The task
Lines from the one containing "What's the underlying" through the end of the data are to be returned exactly, and no others.

Records to process
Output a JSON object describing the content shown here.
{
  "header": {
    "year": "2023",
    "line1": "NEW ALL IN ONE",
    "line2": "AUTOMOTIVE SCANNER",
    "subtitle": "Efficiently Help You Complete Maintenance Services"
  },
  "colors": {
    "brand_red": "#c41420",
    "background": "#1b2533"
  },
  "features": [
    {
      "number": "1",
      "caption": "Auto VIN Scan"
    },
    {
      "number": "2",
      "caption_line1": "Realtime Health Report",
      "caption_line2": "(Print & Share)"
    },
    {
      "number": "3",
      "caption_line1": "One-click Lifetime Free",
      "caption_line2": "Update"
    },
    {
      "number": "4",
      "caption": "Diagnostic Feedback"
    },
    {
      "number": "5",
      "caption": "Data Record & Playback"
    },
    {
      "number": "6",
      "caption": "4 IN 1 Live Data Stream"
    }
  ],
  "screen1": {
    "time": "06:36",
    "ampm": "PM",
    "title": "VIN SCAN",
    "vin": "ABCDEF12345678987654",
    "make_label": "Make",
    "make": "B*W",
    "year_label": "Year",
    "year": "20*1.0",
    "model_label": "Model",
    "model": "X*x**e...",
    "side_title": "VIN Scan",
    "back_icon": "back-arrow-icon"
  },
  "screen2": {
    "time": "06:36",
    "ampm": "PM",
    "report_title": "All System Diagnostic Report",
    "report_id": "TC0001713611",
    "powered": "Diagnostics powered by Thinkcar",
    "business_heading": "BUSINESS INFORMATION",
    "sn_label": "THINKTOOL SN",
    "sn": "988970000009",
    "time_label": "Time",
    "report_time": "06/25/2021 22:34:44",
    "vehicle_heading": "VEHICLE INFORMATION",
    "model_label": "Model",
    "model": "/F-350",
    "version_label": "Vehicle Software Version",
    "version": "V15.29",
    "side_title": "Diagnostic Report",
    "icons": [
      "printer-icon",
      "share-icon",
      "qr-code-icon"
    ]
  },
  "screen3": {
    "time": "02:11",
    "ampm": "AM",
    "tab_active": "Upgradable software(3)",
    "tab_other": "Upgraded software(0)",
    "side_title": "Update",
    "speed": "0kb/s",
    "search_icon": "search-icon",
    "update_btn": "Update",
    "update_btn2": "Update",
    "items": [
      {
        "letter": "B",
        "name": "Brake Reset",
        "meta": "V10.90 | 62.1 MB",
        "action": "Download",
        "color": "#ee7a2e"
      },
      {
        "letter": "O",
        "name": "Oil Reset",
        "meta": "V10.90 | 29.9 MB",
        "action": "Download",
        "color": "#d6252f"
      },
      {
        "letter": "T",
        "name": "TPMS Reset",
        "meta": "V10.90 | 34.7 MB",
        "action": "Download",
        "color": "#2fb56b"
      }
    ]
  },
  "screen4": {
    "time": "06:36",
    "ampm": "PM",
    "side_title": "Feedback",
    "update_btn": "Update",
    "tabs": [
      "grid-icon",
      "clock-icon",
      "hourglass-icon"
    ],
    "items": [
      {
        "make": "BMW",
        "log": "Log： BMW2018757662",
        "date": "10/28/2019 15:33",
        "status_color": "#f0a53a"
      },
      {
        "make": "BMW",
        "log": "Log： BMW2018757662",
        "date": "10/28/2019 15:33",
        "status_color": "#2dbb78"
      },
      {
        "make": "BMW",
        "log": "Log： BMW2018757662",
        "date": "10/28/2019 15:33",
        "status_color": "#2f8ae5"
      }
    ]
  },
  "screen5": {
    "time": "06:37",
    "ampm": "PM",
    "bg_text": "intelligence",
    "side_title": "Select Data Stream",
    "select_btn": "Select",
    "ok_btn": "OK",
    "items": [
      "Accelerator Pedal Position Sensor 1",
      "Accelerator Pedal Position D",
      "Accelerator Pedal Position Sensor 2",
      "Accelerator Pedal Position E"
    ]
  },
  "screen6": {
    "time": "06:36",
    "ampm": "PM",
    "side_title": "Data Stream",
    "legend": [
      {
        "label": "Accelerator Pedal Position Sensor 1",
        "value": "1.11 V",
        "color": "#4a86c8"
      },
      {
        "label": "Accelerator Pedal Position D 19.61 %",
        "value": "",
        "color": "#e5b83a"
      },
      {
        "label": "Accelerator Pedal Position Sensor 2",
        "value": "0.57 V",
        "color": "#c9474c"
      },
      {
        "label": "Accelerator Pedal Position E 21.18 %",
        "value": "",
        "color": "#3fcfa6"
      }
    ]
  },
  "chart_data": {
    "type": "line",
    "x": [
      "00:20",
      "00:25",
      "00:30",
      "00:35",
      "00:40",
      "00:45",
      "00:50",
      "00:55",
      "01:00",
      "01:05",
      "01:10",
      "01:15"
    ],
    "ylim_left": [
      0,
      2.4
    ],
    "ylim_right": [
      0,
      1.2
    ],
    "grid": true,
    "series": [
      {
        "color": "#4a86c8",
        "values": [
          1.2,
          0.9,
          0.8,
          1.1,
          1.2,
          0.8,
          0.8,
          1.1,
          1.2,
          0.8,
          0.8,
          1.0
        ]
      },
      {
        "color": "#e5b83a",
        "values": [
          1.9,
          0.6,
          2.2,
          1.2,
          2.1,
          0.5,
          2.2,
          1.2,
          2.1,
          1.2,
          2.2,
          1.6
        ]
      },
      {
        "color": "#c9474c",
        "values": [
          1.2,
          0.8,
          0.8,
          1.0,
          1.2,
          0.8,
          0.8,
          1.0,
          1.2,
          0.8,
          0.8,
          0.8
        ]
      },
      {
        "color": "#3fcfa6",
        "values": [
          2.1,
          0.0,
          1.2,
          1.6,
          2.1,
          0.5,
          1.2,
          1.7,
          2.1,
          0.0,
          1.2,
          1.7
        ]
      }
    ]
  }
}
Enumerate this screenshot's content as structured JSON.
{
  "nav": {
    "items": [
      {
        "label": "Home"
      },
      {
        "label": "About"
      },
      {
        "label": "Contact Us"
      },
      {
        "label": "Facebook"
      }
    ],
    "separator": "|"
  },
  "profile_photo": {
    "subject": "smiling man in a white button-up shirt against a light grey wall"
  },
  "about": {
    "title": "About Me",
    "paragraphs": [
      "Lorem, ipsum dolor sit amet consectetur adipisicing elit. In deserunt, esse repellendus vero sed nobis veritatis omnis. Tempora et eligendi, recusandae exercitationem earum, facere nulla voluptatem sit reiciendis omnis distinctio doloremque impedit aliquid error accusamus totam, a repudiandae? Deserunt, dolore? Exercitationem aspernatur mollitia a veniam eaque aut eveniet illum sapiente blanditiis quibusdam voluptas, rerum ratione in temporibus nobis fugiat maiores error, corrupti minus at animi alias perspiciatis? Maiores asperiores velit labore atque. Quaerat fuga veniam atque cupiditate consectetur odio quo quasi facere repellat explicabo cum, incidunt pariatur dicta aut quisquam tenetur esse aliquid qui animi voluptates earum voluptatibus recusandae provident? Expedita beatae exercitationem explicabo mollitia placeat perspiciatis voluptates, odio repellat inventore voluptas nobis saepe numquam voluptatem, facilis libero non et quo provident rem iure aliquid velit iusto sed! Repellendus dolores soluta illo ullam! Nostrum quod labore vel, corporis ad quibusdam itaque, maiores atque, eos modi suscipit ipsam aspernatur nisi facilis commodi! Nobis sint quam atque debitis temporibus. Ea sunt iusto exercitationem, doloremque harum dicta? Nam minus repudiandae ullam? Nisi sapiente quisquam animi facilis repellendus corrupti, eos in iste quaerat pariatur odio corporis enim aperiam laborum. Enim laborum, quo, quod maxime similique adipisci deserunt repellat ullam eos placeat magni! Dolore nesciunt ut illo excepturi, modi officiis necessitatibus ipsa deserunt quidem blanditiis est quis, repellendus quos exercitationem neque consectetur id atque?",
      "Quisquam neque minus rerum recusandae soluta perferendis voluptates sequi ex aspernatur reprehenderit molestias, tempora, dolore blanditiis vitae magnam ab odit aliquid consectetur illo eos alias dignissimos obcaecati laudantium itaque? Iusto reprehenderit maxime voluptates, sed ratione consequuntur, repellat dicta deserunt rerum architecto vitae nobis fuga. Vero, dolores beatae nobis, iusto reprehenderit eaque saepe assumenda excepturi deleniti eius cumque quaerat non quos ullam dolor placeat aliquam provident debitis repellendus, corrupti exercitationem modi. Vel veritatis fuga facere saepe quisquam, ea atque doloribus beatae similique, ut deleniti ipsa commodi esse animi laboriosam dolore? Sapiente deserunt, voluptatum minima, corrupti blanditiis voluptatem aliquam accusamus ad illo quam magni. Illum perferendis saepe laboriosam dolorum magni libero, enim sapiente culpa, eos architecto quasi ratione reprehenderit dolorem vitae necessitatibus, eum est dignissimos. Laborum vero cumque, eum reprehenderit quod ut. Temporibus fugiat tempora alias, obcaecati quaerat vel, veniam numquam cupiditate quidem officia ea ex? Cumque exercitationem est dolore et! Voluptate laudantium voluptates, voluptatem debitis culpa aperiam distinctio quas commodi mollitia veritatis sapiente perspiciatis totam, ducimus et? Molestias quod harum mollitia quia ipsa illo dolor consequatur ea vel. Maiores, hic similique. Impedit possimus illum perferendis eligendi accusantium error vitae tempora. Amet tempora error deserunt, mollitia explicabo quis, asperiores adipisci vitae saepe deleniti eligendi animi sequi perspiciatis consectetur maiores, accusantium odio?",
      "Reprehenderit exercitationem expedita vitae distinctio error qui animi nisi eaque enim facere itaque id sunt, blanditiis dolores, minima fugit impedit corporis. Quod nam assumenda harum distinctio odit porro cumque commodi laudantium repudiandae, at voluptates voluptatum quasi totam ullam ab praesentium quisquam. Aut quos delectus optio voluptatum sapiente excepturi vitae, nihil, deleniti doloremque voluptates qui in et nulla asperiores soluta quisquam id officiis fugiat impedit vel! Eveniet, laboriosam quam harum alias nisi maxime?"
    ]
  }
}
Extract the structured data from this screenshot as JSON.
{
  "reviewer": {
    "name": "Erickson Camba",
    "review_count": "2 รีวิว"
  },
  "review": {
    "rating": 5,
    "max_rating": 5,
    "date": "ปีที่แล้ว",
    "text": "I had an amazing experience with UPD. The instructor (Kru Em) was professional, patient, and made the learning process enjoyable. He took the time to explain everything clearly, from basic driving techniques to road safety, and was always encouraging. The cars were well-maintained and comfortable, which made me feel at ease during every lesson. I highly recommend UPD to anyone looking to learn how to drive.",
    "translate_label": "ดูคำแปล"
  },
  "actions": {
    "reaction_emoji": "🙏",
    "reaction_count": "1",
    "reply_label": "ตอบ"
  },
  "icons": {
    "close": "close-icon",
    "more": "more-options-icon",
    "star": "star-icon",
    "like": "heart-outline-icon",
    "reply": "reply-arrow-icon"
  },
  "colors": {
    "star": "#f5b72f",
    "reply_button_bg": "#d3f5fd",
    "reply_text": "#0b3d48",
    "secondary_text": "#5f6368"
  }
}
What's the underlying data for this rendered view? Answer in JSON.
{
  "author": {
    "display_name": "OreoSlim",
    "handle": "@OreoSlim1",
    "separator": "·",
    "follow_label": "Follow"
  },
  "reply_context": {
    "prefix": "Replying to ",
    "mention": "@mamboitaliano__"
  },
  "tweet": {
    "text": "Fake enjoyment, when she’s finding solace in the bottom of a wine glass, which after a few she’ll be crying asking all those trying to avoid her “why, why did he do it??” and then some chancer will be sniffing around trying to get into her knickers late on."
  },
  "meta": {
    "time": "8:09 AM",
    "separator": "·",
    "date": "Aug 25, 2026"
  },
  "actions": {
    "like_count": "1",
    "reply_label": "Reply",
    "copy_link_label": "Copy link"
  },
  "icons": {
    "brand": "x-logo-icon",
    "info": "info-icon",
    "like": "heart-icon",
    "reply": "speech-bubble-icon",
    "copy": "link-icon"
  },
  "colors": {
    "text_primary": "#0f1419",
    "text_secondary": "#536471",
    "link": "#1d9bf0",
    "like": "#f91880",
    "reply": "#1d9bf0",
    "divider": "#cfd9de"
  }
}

Reply
What's the underlying data for this rendered view? Answer in JSON.
{
  "author": {
    "display_name": "OreoSlim",
    "handle": "@OreoSlim1",
    "separator": "·",
    "follow_label": "Follow"
  },
  "reply_context": {
    "prefix": "Replying to ",
    "mention": "@mamboitaliano__"
  },
  "tweet": {
    "text": "Fake enjoyment, when she’s finding solace in the bottom of a wine glass, which after a few she’ll be crying asking all those trying to avoid her “why, why did he do it??” and then some chancer will be sniffing around trying to get into her knickers late on."
  },
  "meta": {
    "time": "8:09 AM",
    "separator": "·",
    "date": "Aug 25, 2026"
  },
  "actions": {
    "like_count": "1",
    "reply_label": "Reply",
    "copy_link_label": "Copy link"
  },
  "icons": {
    "brand": "x-logo-icon",
    "info": "info-icon",
    "like": "heart-icon",
    "reply": "speech-bubble-icon",
    "copy": "link-icon"
  },
  "colors": {
    "text_primary": "#0f1419",
    "text_secondary": "#536471",
    "link": "#1d9bf0",
    "like": "#f91880",
    "reply": "#1d9bf0",
    "divider": "#cfd9de"
  }
}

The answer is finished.